• Material for the task
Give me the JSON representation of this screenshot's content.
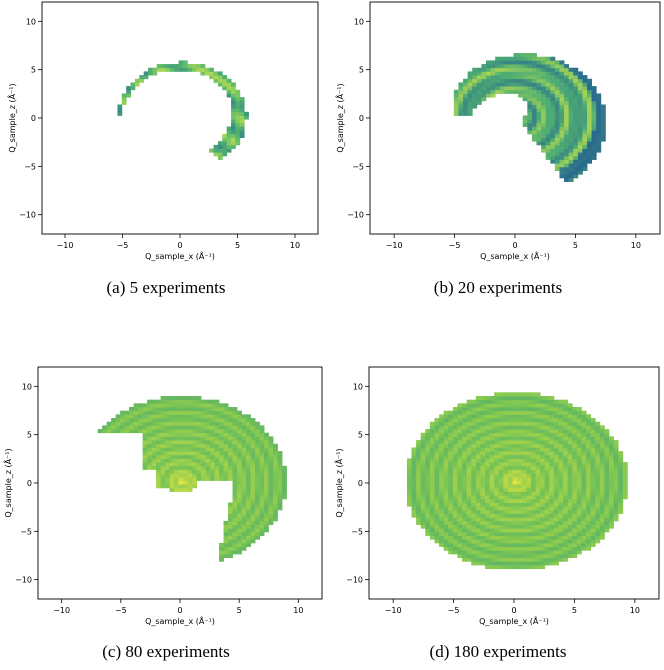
{
  "figure": {
    "panels": [
      {
        "caption": "(a) 5 experiments"
      },
      {
        "caption": "(b) 20 experiments"
      },
      {
        "caption": "(c) 80 experiments"
      },
      {
        "caption": "(d) 180 experiments"
      }
    ]
  },
  "chart_data": [
    {
      "type": "heatmap",
      "title": "",
      "xlabel": "Q_sample_x (Å⁻¹)",
      "ylabel": "Q_sample_z (Å⁻¹)",
      "xlim": [
        -12,
        12
      ],
      "ylim": [
        -12,
        12
      ],
      "xticks": [
        -10,
        -5,
        0,
        5,
        10
      ],
      "yticks": [
        -10,
        -5,
        0,
        5,
        10
      ],
      "grid": false,
      "region": {
        "shape": "arc",
        "outer_r": 5.6,
        "inner_r": 5.0,
        "start_deg": -55,
        "end_deg": 180,
        "thickness_growth": 1.2
      },
      "colors": {
        "low": "#2a7b8e",
        "mid": "#5bbb6a",
        "high": "#d9e84a"
      }
    },
    {
      "type": "heatmap",
      "title": "",
      "xlabel": "Q_sample_x (Å⁻¹)",
      "ylabel": "Q_sample_z (Å⁻¹)",
      "xlim": [
        -12,
        12
      ],
      "ylim": [
        -12,
        12
      ],
      "xticks": [
        -10,
        -5,
        0,
        5,
        10
      ],
      "yticks": [
        -10,
        -5,
        0,
        5,
        10
      ],
      "grid": false,
      "region": {
        "shape": "crescent",
        "outer_r": 8.0,
        "inner_r": 4.4,
        "start_deg": -60,
        "end_deg": 180
      },
      "colors": {
        "low": "#2a6b8e",
        "mid": "#4fae72",
        "high": "#e1ea46"
      }
    },
    {
      "type": "heatmap",
      "title": "",
      "xlabel": "Q_sample_x (Å⁻¹)",
      "ylabel": "Q_sample_z (Å⁻¹)",
      "xlim": [
        -12,
        12
      ],
      "ylim": [
        -12,
        12
      ],
      "xticks": [
        -10,
        -5,
        0,
        5,
        10
      ],
      "yticks": [
        -10,
        -5,
        0,
        5,
        10
      ],
      "grid": false,
      "region": {
        "shape": "spiral",
        "outer_r": 8.8,
        "start_deg": -60,
        "end_deg": 240
      },
      "colors": {
        "low": "#3a9a7a",
        "mid": "#7cc653",
        "high": "#f0ea40"
      }
    },
    {
      "type": "heatmap",
      "title": "",
      "xlabel": "Q_sample_x (Å⁻¹)",
      "ylabel": "Q_sample_z (Å⁻¹)",
      "xlim": [
        -12,
        12
      ],
      "ylim": [
        -12,
        12
      ],
      "xticks": [
        -10,
        -5,
        0,
        5,
        10
      ],
      "yticks": [
        -10,
        -5,
        0,
        5,
        10
      ],
      "grid": false,
      "region": {
        "shape": "disk",
        "outer_r": 9.2
      },
      "colors": {
        "low": "#2f9a7e",
        "mid": "#7cc653",
        "high": "#f2e93c"
      }
    }
  ]
}
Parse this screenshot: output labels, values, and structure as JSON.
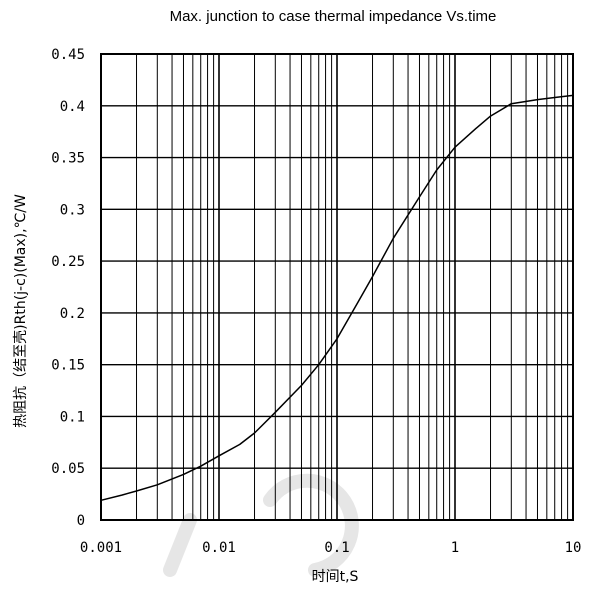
{
  "chart_data": {
    "type": "line",
    "title": "Max. junction to case thermal impedance Vs.time",
    "xlabel": "时间t,S",
    "ylabel": "热阻抗（结至壳)Rth(j-c)(Max),℃/W",
    "x_scale": "log",
    "xlim": [
      0.001,
      10
    ],
    "ylim": [
      0,
      0.45
    ],
    "grid": true,
    "x_ticks": [
      "0.001",
      "0.01",
      "0.1",
      "1",
      "10"
    ],
    "y_ticks": [
      "0",
      "0.05",
      "0.1",
      "0.15",
      "0.2",
      "0.25",
      "0.3",
      "0.35",
      "0.4",
      "0.45"
    ],
    "series": [
      {
        "x": [
          0.001,
          0.0015,
          0.002,
          0.003,
          0.005,
          0.007,
          0.01,
          0.015,
          0.02,
          0.03,
          0.05,
          0.07,
          0.1,
          0.15,
          0.2,
          0.3,
          0.5,
          0.7,
          1,
          1.5,
          2,
          3,
          5,
          7,
          10
        ],
        "values": [
          0.019,
          0.024,
          0.028,
          0.034,
          0.044,
          0.052,
          0.062,
          0.073,
          0.084,
          0.104,
          0.13,
          0.15,
          0.175,
          0.21,
          0.235,
          0.272,
          0.312,
          0.338,
          0.36,
          0.378,
          0.39,
          0.402,
          0.406,
          0.408,
          0.41
        ]
      }
    ]
  }
}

• Given instruction
Transcribe all of the records above character for character. Exclude the pictures.

• Result below
Give me the JSON representation of this screenshot's content.
{
  "figure": {
    "panels": [
      {
        "caption": "(a) 5 experiments"
      },
      {
        "caption": "(b) 20 experiments"
      },
      {
        "caption": "(c) 80 experiments"
      },
      {
        "caption": "(d) 180 experiments"
      }
    ]
  },
  "chart_data": [
    {
      "type": "heatmap",
      "title": "",
      "xlabel": "Q_sample_x (Å⁻¹)",
      "ylabel": "Q_sample_z (Å⁻¹)",
      "xlim": [
        -12,
        12
      ],
      "ylim": [
        -12,
        12
      ],
      "xticks": [
        -10,
        -5,
        0,
        5,
        10
      ],
      "yticks": [
        -10,
        -5,
        0,
        5,
        10
      ],
      "grid": false,
      "region": {
        "shape": "arc",
        "outer_r": 5.6,
        "inner_r": 5.0,
        "start_deg": -55,
        "end_deg": 180,
        "thickness_growth": 1.2
      },
      "colors": {
        "low": "#2a7b8e",
        "mid": "#5bbb6a",
        "high": "#d9e84a"
      }
    },
    {
      "type": "heatmap",
      "title": "",
      "xlabel": "Q_sample_x (Å⁻¹)",
      "ylabel": "Q_sample_z (Å⁻¹)",
      "xlim": [
        -12,
        12
      ],
      "ylim": [
        -12,
        12
      ],
      "xticks": [
        -10,
        -5,
        0,
        5,
        10
      ],
      "yticks": [
        -10,
        -5,
        0,
        5,
        10
      ],
      "grid": false,
      "region": {
        "shape": "crescent",
        "outer_r": 8.0,
        "inner_r": 4.4,
        "start_deg": -60,
        "end_deg": 180
      },
      "colors": {
        "low": "#2a6b8e",
        "mid": "#4fae72",
        "high": "#e1ea46"
      }
    },
    {
      "type": "heatmap",
      "title": "",
      "xlabel": "Q_sample_x (Å⁻¹)",
      "ylabel": "Q_sample_z (Å⁻¹)",
      "xlim": [
        -12,
        12
      ],
      "ylim": [
        -12,
        12
      ],
      "xticks": [
        -10,
        -5,
        0,
        5,
        10
      ],
      "yticks": [
        -10,
        -5,
        0,
        5,
        10
      ],
      "grid": false,
      "region": {
        "shape": "spiral",
        "outer_r": 8.8,
        "start_deg": -60,
        "end_deg": 240
      },
      "colors": {
        "low": "#3a9a7a",
        "mid": "#7cc653",
        "high": "#f0ea40"
      }
    },
    {
      "type": "heatmap",
      "title": "",
      "xlabel": "Q_sample_x (Å⁻¹)",
      "ylabel": "Q_sample_z (Å⁻¹)",
      "xlim": [
        -12,
        12
      ],
      "ylim": [
        -12,
        12
      ],
      "xticks": [
        -10,
        -5,
        0,
        5,
        10
      ],
      "yticks": [
        -10,
        -5,
        0,
        5,
        10
      ],
      "grid": false,
      "region": {
        "shape": "disk",
        "outer_r": 9.2
      },
      "colors": {
        "low": "#2f9a7e",
        "mid": "#7cc653",
        "high": "#f2e93c"
      }
    }
  ]
}
Parse this screenshot: output labels, values, and structure as JSON.
{
  "chart_data": {
    "type": "line",
    "title": "Max. junction to case thermal impedance Vs.time",
    "xlabel": "时间t,S",
    "ylabel": "热阻抗（结至壳)Rth(j-c)(Max),℃/W",
    "x_scale": "log",
    "xlim": [
      0.001,
      10
    ],
    "ylim": [
      0,
      0.45
    ],
    "grid": true,
    "x_ticks": [
      "0.001",
      "0.01",
      "0.1",
      "1",
      "10"
    ],
    "y_ticks": [
      "0",
      "0.05",
      "0.1",
      "0.15",
      "0.2",
      "0.25",
      "0.3",
      "0.35",
      "0.4",
      "0.45"
    ],
    "series": [
      {
        "x": [
          0.001,
          0.0015,
          0.002,
          0.003,
          0.005,
          0.007,
          0.01,
          0.015,
          0.02,
          0.03,
          0.05,
          0.07,
          0.1,
          0.15,
          0.2,
          0.3,
          0.5,
          0.7,
          1,
          1.5,
          2,
          3,
          5,
          7,
          10
        ],
        "values": [
          0.019,
          0.024,
          0.028,
          0.034,
          0.044,
          0.052,
          0.062,
          0.073,
          0.084,
          0.104,
          0.13,
          0.15,
          0.175,
          0.21,
          0.235,
          0.272,
          0.312,
          0.338,
          0.36,
          0.378,
          0.39,
          0.402,
          0.406,
          0.408,
          0.41
        ]
      }
    ]
  }
}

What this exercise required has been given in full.